• TASK REQUIREMENTS: Repeat each record exactly. Any picture gets left out.

[Stored records]
════

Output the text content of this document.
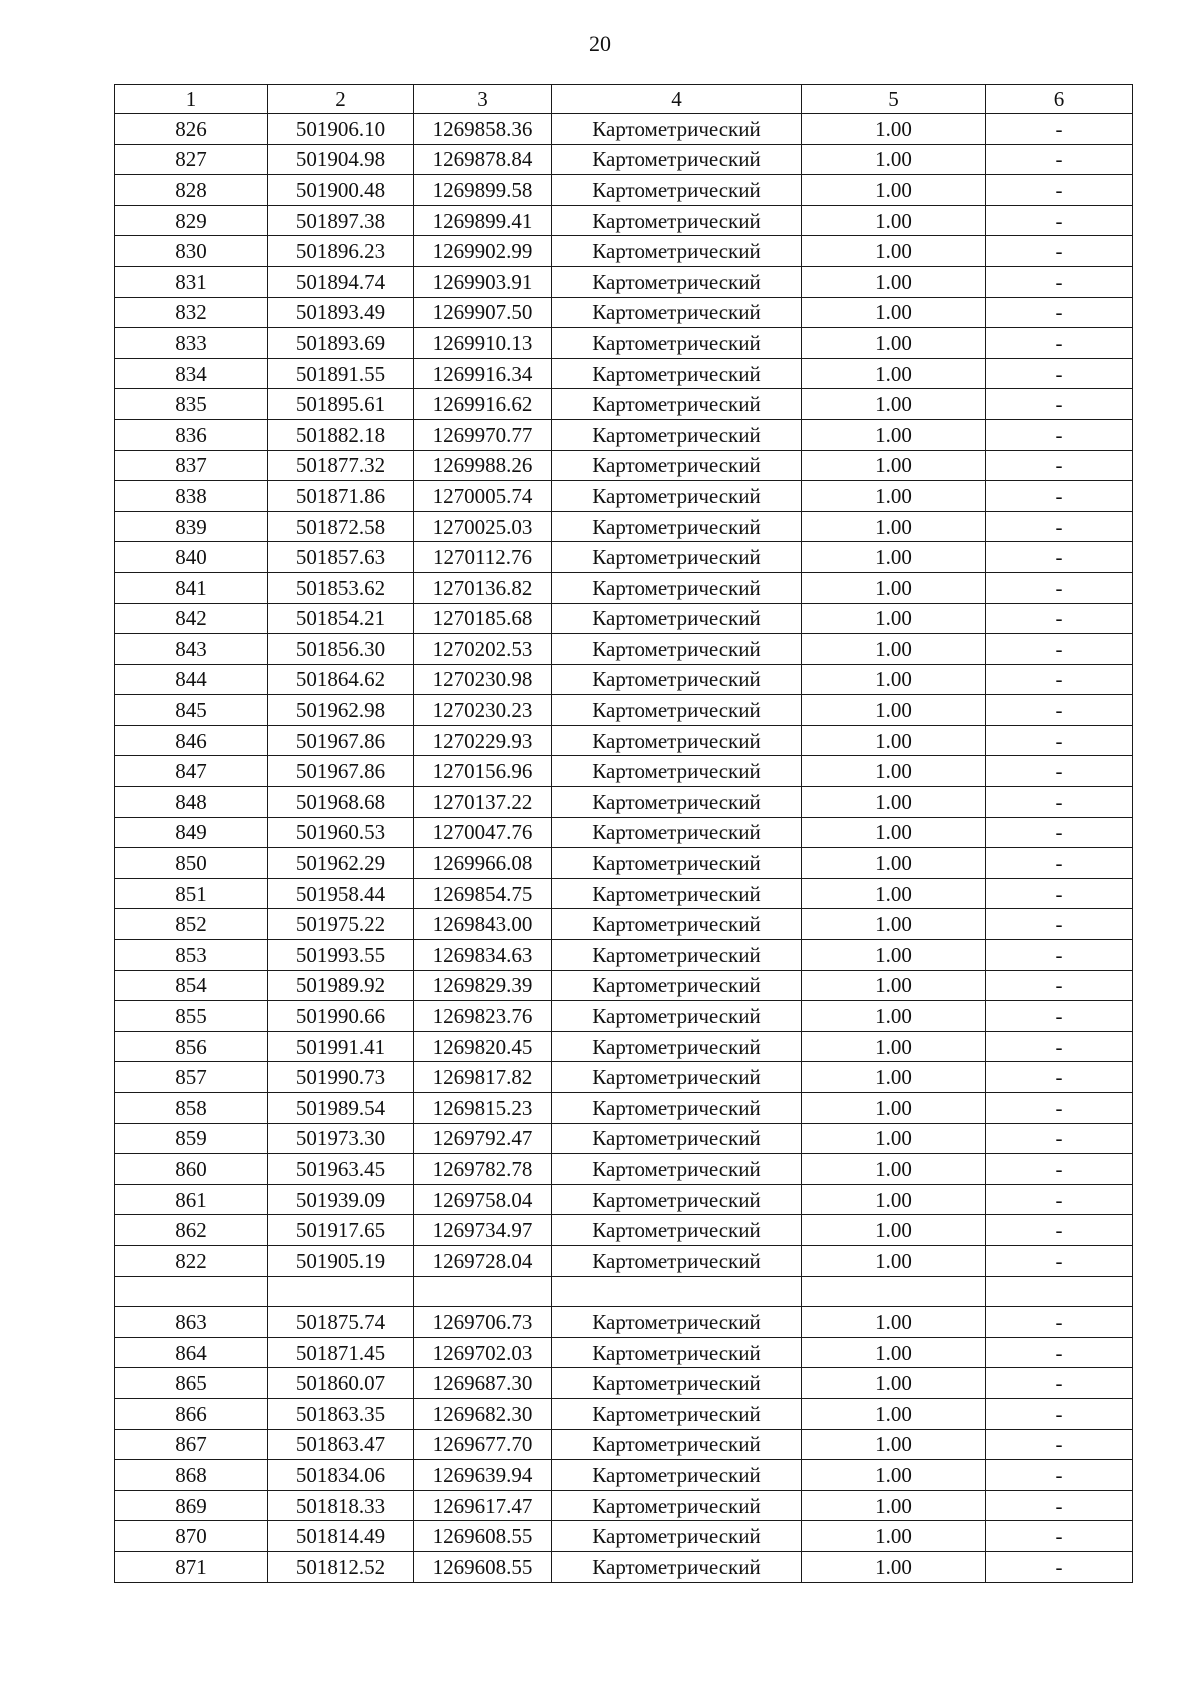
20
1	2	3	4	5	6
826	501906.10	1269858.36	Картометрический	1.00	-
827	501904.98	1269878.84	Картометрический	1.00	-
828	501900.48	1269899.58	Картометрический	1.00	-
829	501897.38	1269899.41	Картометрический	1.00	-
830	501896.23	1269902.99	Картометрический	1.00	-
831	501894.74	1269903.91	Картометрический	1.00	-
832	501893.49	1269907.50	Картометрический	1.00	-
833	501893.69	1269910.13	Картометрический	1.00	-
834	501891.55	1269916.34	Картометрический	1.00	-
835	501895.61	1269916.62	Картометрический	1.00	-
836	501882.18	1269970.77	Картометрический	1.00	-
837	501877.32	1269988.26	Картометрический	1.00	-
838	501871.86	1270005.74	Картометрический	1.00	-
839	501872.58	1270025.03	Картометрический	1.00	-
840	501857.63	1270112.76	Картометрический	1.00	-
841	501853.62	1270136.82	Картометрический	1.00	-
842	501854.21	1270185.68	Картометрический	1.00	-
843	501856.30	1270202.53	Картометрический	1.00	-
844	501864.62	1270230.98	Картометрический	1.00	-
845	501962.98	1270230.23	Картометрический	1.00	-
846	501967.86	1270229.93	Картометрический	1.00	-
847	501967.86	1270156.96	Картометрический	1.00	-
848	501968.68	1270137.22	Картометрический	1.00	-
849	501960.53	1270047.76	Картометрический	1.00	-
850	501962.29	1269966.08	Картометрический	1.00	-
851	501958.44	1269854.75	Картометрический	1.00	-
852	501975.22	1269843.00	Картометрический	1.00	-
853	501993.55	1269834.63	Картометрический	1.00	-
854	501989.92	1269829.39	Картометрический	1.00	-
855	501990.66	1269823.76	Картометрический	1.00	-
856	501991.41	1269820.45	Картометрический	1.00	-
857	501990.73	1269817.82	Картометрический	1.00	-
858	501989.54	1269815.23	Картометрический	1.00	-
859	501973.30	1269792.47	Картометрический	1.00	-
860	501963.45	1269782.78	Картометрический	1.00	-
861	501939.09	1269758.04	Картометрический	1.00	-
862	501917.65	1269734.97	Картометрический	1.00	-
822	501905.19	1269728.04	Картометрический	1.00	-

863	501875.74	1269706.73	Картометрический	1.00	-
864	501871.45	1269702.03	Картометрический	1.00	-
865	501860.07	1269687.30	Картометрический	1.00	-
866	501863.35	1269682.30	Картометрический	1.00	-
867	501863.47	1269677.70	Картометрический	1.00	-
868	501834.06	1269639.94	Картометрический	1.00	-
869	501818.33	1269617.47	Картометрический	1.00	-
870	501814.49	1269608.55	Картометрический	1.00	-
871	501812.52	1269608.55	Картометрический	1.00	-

════

• RESULT BELOW:
Output the text content of this document.
20
1	2	3	4	5	6
826	501906.10	1269858.36	Картометрический	1.00	-
827	501904.98	1269878.84	Картометрический	1.00	-
828	501900.48	1269899.58	Картометрический	1.00	-
829	501897.38	1269899.41	Картометрический	1.00	-
830	501896.23	1269902.99	Картометрический	1.00	-
831	501894.74	1269903.91	Картометрический	1.00	-
832	501893.49	1269907.50	Картометрический	1.00	-
833	501893.69	1269910.13	Картометрический	1.00	-
834	501891.55	1269916.34	Картометрический	1.00	-
835	501895.61	1269916.62	Картометрический	1.00	-
836	501882.18	1269970.77	Картометрический	1.00	-
837	501877.32	1269988.26	Картометрический	1.00	-
838	501871.86	1270005.74	Картометрический	1.00	-
839	501872.58	1270025.03	Картометрический	1.00	-
840	501857.63	1270112.76	Картометрический	1.00	-
841	501853.62	1270136.82	Картометрический	1.00	-
842	501854.21	1270185.68	Картометрический	1.00	-
843	501856.30	1270202.53	Картометрический	1.00	-
844	501864.62	1270230.98	Картометрический	1.00	-
845	501962.98	1270230.23	Картометрический	1.00	-
846	501967.86	1270229.93	Картометрический	1.00	-
847	501967.86	1270156.96	Картометрический	1.00	-
848	501968.68	1270137.22	Картометрический	1.00	-
849	501960.53	1270047.76	Картометрический	1.00	-
850	501962.29	1269966.08	Картометрический	1.00	-
851	501958.44	1269854.75	Картометрический	1.00	-
852	501975.22	1269843.00	Картометрический	1.00	-
853	501993.55	1269834.63	Картометрический	1.00	-
854	501989.92	1269829.39	Картометрический	1.00	-
855	501990.66	1269823.76	Картометрический	1.00	-
856	501991.41	1269820.45	Картометрический	1.00	-
857	501990.73	1269817.82	Картометрический	1.00	-
858	501989.54	1269815.23	Картометрический	1.00	-
859	501973.30	1269792.47	Картометрический	1.00	-
860	501963.45	1269782.78	Картометрический	1.00	-
861	501939.09	1269758.04	Картометрический	1.00	-
862	501917.65	1269734.97	Картометрический	1.00	-
822	501905.19	1269728.04	Картометрический	1.00	-

863	501875.74	1269706.73	Картометрический	1.00	-
864	501871.45	1269702.03	Картометрический	1.00	-
865	501860.07	1269687.30	Картометрический	1.00	-
866	501863.35	1269682.30	Картометрический	1.00	-
867	501863.47	1269677.70	Картометрический	1.00	-
868	501834.06	1269639.94	Картометрический	1.00	-
869	501818.33	1269617.47	Картометрический	1.00	-
870	501814.49	1269608.55	Картометрический	1.00	-
871	501812.52	1269608.55	Картометрический	1.00	-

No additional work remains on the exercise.